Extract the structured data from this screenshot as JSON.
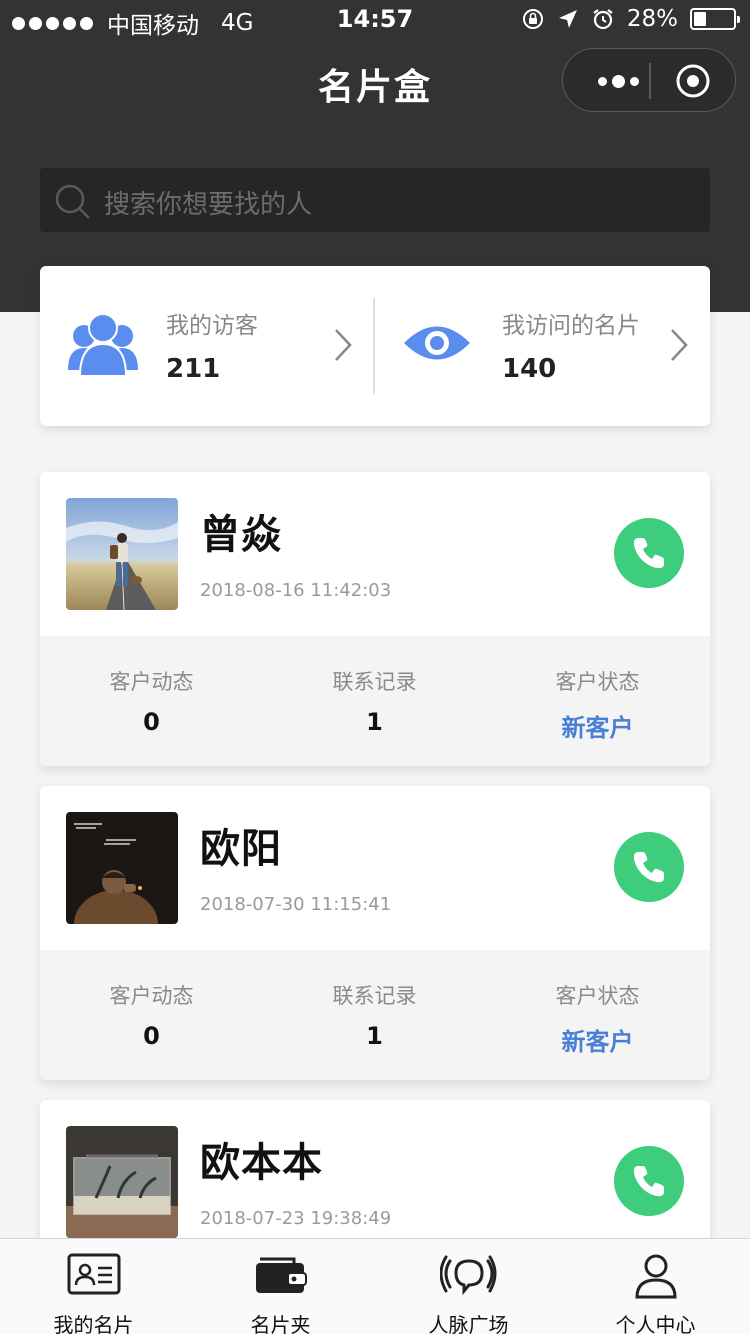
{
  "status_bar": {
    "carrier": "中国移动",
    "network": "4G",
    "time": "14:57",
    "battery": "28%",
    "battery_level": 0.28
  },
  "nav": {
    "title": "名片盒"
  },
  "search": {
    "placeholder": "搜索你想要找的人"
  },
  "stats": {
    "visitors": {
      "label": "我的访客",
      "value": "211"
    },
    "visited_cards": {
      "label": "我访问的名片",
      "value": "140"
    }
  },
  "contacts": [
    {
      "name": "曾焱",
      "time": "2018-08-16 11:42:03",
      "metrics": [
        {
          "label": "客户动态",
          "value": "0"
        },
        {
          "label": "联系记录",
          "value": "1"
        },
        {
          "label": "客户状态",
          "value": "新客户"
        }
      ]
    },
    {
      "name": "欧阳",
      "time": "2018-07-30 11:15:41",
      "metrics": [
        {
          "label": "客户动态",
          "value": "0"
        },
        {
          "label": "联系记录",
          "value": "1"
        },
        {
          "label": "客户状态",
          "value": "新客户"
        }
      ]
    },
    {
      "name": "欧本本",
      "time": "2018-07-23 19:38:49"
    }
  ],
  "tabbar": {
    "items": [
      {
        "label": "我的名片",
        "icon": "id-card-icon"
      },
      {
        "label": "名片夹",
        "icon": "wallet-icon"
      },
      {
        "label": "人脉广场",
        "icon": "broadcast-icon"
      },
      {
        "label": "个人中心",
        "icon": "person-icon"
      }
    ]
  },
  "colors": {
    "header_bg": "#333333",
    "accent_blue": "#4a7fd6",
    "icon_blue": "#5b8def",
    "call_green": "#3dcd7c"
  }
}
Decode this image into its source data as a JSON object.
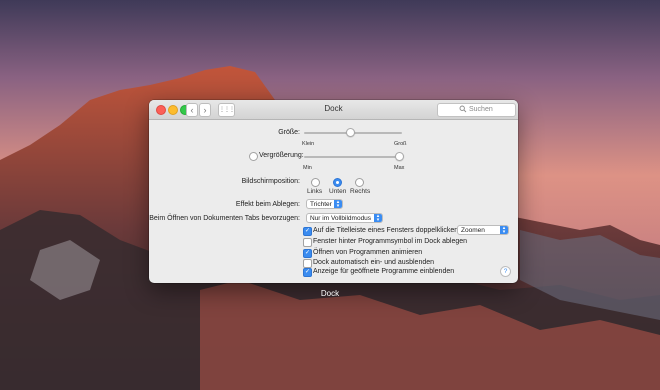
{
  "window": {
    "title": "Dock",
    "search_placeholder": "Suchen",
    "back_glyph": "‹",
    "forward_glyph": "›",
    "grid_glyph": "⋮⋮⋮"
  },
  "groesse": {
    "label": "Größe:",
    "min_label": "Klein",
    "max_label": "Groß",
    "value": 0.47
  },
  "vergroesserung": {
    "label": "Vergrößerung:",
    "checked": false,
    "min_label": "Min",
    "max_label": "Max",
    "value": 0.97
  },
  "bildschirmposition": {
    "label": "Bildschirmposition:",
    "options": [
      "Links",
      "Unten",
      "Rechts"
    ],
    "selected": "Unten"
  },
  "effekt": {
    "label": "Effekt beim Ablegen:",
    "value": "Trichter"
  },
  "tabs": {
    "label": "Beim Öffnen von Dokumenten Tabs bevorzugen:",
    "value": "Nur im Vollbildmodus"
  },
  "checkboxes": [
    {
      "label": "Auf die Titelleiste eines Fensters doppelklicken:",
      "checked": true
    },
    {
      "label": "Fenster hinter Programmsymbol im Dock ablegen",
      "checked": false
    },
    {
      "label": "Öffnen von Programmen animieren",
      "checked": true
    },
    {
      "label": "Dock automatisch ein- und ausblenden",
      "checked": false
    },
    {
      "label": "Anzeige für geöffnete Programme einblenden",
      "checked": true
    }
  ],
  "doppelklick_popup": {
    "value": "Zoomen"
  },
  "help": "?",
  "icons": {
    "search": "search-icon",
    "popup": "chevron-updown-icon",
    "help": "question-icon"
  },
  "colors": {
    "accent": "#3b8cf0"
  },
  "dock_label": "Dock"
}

.....

WRITTEN TASK
Copy every record above exactly as written, but leave out the pictures.

COMPLETE ANSWER
Extract the structured data from this screenshot as JSON.
{
  "status_bar": {
    "carrier": "中国移动",
    "network": "4G",
    "time": "14:57",
    "battery": "28%",
    "battery_level": 0.28
  },
  "nav": {
    "title": "名片盒"
  },
  "search": {
    "placeholder": "搜索你想要找的人"
  },
  "stats": {
    "visitors": {
      "label": "我的访客",
      "value": "211"
    },
    "visited_cards": {
      "label": "我访问的名片",
      "value": "140"
    }
  },
  "contacts": [
    {
      "name": "曾焱",
      "time": "2018-08-16 11:42:03",
      "metrics": [
        {
          "label": "客户动态",
          "value": "0"
        },
        {
          "label": "联系记录",
          "value": "1"
        },
        {
          "label": "客户状态",
          "value": "新客户"
        }
      ]
    },
    {
      "name": "欧阳",
      "time": "2018-07-30 11:15:41",
      "metrics": [
        {
          "label": "客户动态",
          "value": "0"
        },
        {
          "label": "联系记录",
          "value": "1"
        },
        {
          "label": "客户状态",
          "value": "新客户"
        }
      ]
    },
    {
      "name": "欧本本",
      "time": "2018-07-23 19:38:49"
    }
  ],
  "tabbar": {
    "items": [
      {
        "label": "我的名片",
        "icon": "id-card-icon"
      },
      {
        "label": "名片夹",
        "icon": "wallet-icon"
      },
      {
        "label": "人脉广场",
        "icon": "broadcast-icon"
      },
      {
        "label": "个人中心",
        "icon": "person-icon"
      }
    ]
  },
  "colors": {
    "header_bg": "#333333",
    "accent_blue": "#4a7fd6",
    "icon_blue": "#5b8def",
    "call_green": "#3dcd7c"
  }
}
Decode this image into its source data as a JSON object.
{
  "window": {
    "title": "Dock",
    "search_placeholder": "Suchen",
    "back_glyph": "‹",
    "forward_glyph": "›",
    "grid_glyph": "⋮⋮⋮"
  },
  "groesse": {
    "label": "Größe:",
    "min_label": "Klein",
    "max_label": "Groß",
    "value": 0.47
  },
  "vergroesserung": {
    "label": "Vergrößerung:",
    "checked": false,
    "min_label": "Min",
    "max_label": "Max",
    "value": 0.97
  },
  "bildschirmposition": {
    "label": "Bildschirmposition:",
    "options": [
      "Links",
      "Unten",
      "Rechts"
    ],
    "selected": "Unten"
  },
  "effekt": {
    "label": "Effekt beim Ablegen:",
    "value": "Trichter"
  },
  "tabs": {
    "label": "Beim Öffnen von Dokumenten Tabs bevorzugen:",
    "value": "Nur im Vollbildmodus"
  },
  "checkboxes": [
    {
      "label": "Auf die Titelleiste eines Fensters doppelklicken:",
      "checked": true
    },
    {
      "label": "Fenster hinter Programmsymbol im Dock ablegen",
      "checked": false
    },
    {
      "label": "Öffnen von Programmen animieren",
      "checked": true
    },
    {
      "label": "Dock automatisch ein- und ausblenden",
      "checked": false
    },
    {
      "label": "Anzeige für geöffnete Programme einblenden",
      "checked": true
    }
  ],
  "doppelklick_popup": {
    "value": "Zoomen"
  },
  "help": "?",
  "icons": {
    "search": "search-icon",
    "popup": "chevron-updown-icon",
    "help": "question-icon"
  },
  "colors": {
    "accent": "#3b8cf0"
  },
  "dock_label": "Dock"
}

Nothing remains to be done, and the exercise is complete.